— BEGIN Record set —

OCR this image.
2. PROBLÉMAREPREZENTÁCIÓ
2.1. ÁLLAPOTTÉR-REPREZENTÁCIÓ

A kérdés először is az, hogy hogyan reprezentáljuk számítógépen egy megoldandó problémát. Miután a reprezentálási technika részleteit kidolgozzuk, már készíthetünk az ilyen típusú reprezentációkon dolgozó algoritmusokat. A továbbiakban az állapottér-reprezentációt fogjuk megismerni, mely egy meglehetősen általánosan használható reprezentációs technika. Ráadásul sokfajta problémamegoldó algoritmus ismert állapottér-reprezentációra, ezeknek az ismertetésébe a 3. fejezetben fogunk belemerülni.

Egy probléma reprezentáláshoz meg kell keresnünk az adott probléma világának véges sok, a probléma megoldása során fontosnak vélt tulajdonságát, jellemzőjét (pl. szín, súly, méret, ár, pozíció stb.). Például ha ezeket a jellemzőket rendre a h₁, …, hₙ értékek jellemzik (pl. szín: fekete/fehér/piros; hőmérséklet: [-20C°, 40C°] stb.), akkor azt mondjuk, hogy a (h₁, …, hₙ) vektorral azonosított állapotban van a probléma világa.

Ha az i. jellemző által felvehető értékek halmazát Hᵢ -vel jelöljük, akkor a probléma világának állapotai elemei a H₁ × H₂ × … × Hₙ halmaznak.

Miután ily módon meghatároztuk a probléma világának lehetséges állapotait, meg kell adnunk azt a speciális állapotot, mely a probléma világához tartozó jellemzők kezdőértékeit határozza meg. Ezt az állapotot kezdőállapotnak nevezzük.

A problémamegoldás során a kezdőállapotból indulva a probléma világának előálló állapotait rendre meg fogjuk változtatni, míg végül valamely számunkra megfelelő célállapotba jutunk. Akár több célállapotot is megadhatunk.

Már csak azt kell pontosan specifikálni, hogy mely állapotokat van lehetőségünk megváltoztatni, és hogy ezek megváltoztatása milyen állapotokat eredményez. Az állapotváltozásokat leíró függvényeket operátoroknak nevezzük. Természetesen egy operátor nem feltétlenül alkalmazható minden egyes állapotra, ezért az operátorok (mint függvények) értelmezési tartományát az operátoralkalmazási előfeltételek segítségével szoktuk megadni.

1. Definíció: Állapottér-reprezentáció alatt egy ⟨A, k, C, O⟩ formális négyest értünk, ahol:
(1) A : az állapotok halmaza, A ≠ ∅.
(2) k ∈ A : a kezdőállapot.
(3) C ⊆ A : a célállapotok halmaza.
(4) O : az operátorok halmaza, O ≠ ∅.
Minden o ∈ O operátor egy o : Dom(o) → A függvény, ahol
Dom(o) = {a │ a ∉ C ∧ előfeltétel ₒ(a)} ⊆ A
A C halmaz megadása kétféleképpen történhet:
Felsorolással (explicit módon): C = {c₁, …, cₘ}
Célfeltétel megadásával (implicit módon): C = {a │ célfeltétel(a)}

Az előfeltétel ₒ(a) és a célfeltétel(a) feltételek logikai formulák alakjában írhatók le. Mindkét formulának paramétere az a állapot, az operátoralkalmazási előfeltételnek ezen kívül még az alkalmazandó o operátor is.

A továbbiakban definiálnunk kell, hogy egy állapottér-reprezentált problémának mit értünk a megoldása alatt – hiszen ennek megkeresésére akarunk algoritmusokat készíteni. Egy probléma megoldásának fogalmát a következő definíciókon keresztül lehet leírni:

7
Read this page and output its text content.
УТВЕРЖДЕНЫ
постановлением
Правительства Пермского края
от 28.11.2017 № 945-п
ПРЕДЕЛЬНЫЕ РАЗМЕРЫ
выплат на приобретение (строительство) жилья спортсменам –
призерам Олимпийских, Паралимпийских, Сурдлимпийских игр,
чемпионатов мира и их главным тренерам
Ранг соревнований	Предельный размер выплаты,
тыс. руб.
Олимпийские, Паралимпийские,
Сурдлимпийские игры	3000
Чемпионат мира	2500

— END Record set —

▸ Written task: Check each line of the entries above for the word "nevezzük". List the ones that have it.

▸ Written solution:
Miután ily módon meghatároztuk a probléma világának lehetséges állapotait, meg kell adnunk azt a speciális állapotot, mely a probléma világához tartozó jellemzők kezdőértékeit határozza meg. Ezt az állapotot kezdőállapotnak nevezzük.
Már csak azt kell pontosan specifikálni, hogy mely állapotokat van lehetőségünk megváltoztatni, és hogy ezek megváltoztatása milyen állapotokat eredményez. Az állapotváltozásokat leíró függvényeket operátoroknak nevezzük. Természetesen egy operátor nem feltétlenül alkalmazható minden egyes állapotra, ezért az operátorok (mint függvények) értelmezési tartományát az operátoralkalmazási előfeltételek segítségével szoktuk megadni.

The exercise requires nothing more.